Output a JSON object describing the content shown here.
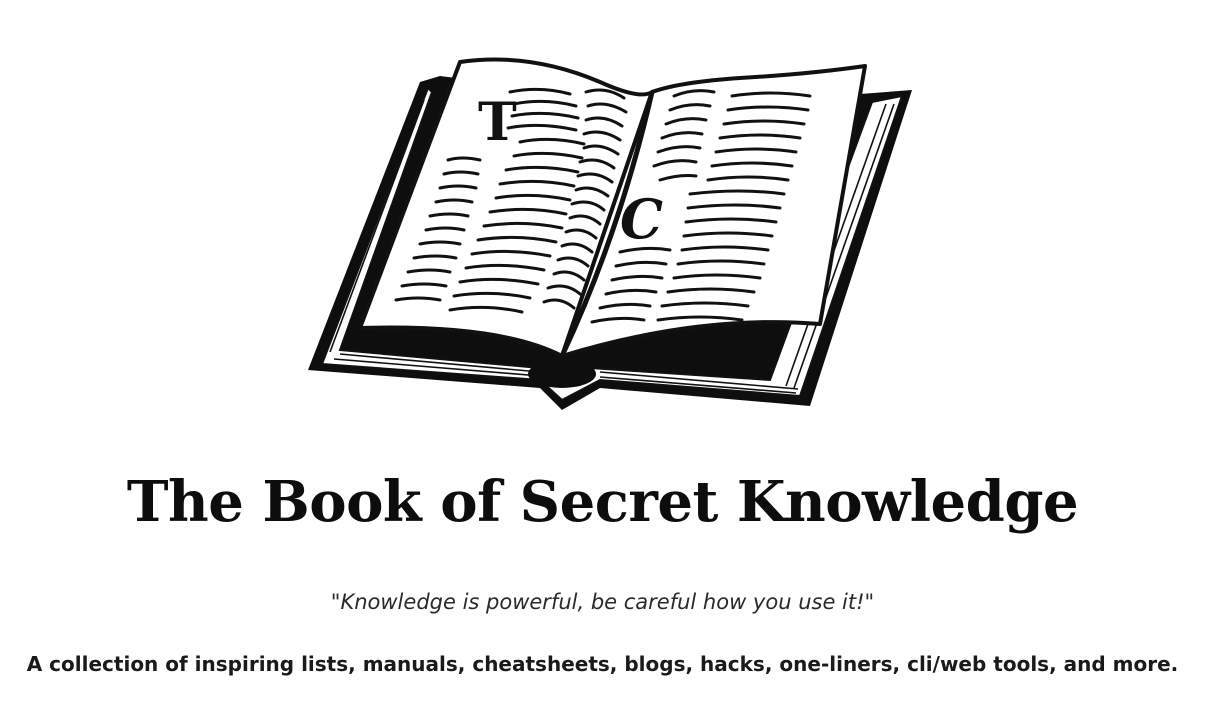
{
  "header": {
    "title": "The Book of Secret Knowledge",
    "quote": "\"Knowledge is powerful, be careful how you use it!\"",
    "description": "A collection of inspiring lists, manuals, cheatsheets, blogs, hacks, one-liners, cli/web tools, and more."
  },
  "illustration": {
    "icon": "open-book-icon",
    "left_initial": "T",
    "right_initial": "C"
  }
}
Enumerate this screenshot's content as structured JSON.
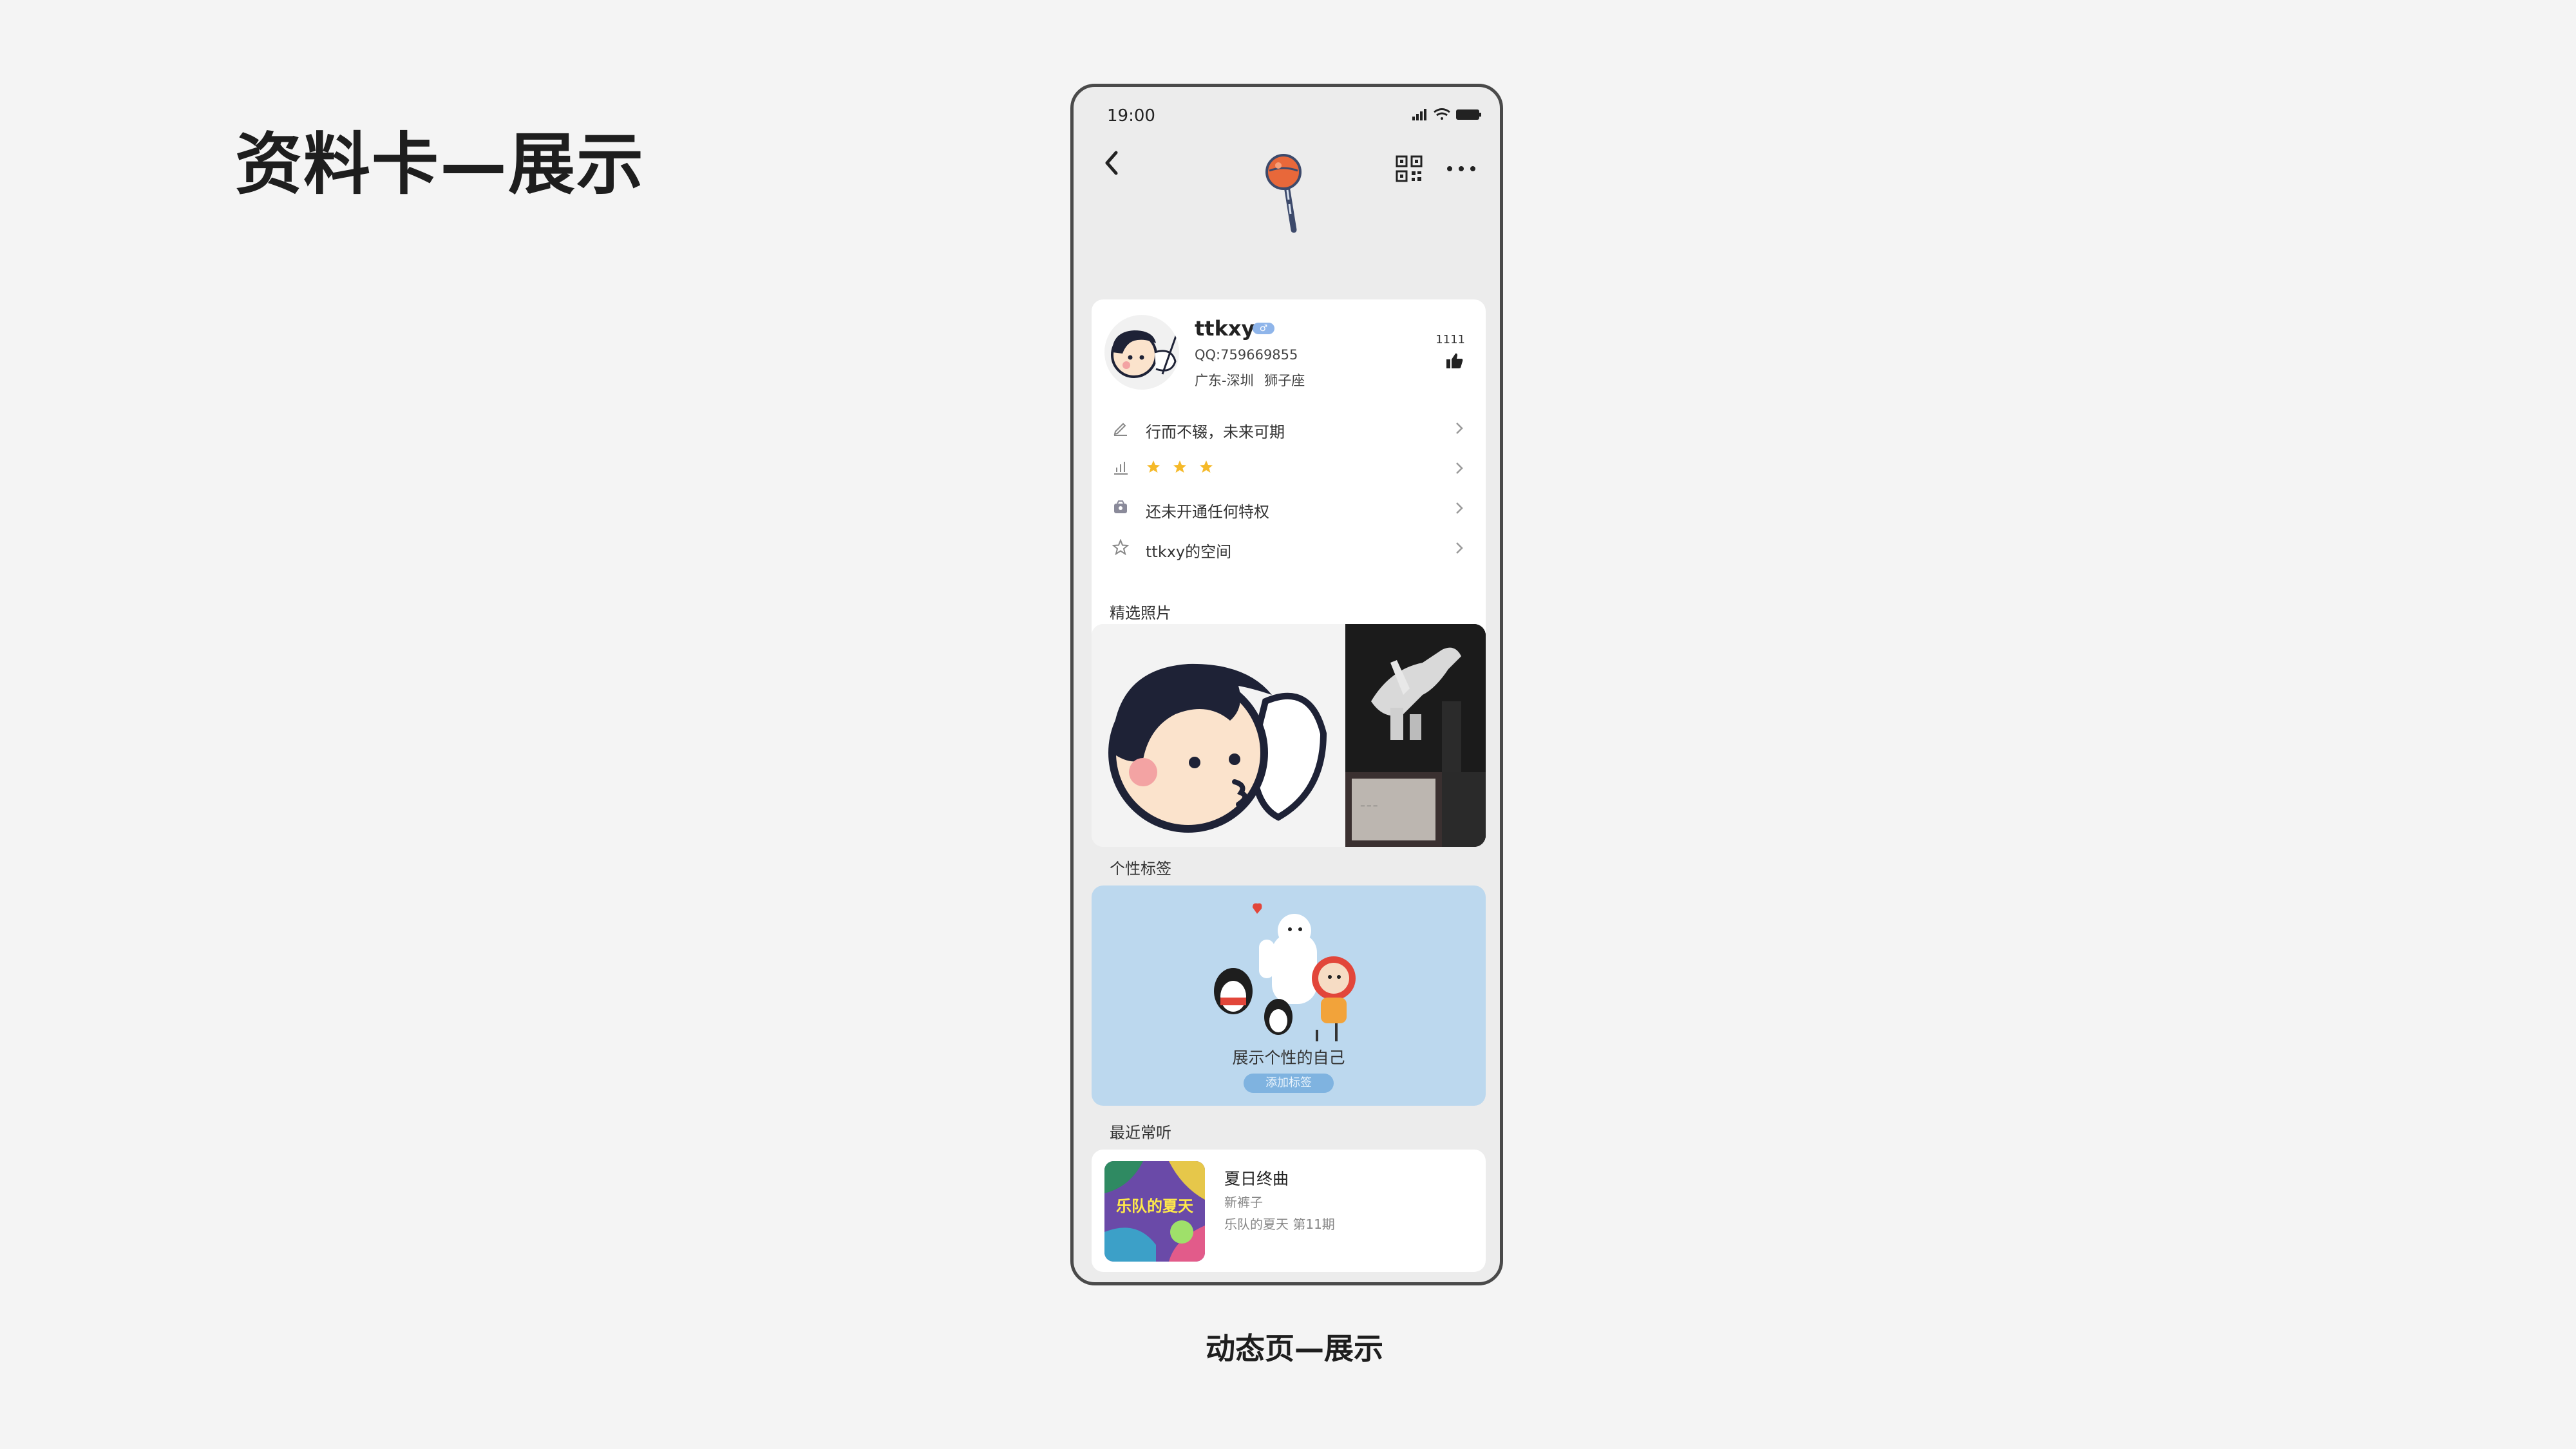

------------

- SHORT TASK:
Each record should be quoted exactly, with the images omitted.

- FULL SOLUTION:
Output a JSON object describing the content shown here.
{
  "header": {
    "title": "The Book of Secret Knowledge",
    "quote": "\"Knowledge is powerful, be careful how you use it!\"",
    "description": "A collection of inspiring lists, manuals, cheatsheets, blogs, hacks, one-liners, cli/web tools, and more."
  },
  "illustration": {
    "icon": "open-book-icon",
    "left_initial": "T",
    "right_initial": "C"
  }
}
Enumerate this screenshot's content as structured JSON.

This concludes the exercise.